::: Extracted information

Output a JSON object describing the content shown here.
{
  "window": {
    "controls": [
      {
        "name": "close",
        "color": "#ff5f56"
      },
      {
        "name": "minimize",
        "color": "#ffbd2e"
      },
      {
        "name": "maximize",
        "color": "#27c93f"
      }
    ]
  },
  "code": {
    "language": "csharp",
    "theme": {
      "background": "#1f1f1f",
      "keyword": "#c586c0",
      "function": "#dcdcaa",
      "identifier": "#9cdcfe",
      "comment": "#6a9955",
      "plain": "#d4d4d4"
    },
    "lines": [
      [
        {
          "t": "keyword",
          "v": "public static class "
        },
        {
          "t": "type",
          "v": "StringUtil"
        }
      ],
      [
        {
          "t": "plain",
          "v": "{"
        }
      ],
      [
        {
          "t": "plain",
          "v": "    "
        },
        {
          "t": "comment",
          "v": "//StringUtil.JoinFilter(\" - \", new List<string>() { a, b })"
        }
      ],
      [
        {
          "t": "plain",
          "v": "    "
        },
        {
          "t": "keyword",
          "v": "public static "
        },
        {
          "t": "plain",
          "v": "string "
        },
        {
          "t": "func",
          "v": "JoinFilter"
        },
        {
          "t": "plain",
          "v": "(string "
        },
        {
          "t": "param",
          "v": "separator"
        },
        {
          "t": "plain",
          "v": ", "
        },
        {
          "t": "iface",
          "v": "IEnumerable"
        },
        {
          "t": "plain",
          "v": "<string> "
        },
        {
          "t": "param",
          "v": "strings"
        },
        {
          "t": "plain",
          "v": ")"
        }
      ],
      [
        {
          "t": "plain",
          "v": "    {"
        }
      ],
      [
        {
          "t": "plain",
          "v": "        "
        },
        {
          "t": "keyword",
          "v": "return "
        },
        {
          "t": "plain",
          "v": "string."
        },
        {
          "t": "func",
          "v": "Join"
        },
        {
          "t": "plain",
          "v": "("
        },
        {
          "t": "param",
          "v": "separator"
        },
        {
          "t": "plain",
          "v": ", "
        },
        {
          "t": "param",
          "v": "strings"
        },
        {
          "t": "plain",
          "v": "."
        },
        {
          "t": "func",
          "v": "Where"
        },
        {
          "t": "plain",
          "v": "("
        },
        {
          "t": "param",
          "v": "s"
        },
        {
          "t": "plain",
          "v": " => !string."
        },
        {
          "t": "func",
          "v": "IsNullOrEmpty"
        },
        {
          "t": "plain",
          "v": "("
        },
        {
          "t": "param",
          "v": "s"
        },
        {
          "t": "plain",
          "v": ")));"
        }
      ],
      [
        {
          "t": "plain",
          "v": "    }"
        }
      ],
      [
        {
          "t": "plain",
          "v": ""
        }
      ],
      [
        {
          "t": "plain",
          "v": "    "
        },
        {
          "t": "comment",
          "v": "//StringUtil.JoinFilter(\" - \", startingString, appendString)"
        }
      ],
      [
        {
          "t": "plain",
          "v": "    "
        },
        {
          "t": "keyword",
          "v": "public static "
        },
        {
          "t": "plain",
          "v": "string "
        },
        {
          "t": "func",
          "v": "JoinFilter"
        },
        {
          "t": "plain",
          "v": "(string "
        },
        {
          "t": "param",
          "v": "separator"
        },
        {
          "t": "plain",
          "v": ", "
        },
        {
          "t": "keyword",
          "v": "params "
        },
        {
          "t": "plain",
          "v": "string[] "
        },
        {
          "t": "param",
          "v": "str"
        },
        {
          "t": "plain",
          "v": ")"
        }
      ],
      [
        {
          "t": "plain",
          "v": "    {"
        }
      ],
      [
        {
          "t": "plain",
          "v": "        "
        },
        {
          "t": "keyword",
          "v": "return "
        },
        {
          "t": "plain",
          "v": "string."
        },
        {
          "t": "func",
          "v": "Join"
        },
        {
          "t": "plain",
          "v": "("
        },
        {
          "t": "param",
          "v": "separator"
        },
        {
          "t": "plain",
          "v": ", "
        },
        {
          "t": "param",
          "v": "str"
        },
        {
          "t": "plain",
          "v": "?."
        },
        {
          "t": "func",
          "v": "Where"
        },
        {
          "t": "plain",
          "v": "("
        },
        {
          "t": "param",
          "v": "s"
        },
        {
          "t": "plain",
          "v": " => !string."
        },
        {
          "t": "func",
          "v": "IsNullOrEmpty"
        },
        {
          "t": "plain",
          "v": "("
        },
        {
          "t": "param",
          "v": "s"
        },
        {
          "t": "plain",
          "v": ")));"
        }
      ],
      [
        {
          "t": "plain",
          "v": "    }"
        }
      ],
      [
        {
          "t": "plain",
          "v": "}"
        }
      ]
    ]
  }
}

::::::

Extract all lines from the data in which "StringUtil" is found.

          "v": "StringUtil"
          "v": "//StringUtil.JoinFilter(\" - \", new List<string>() { a, b })"
          "v": "//StringUtil.JoinFilter(\" - \", startingString, appendString)"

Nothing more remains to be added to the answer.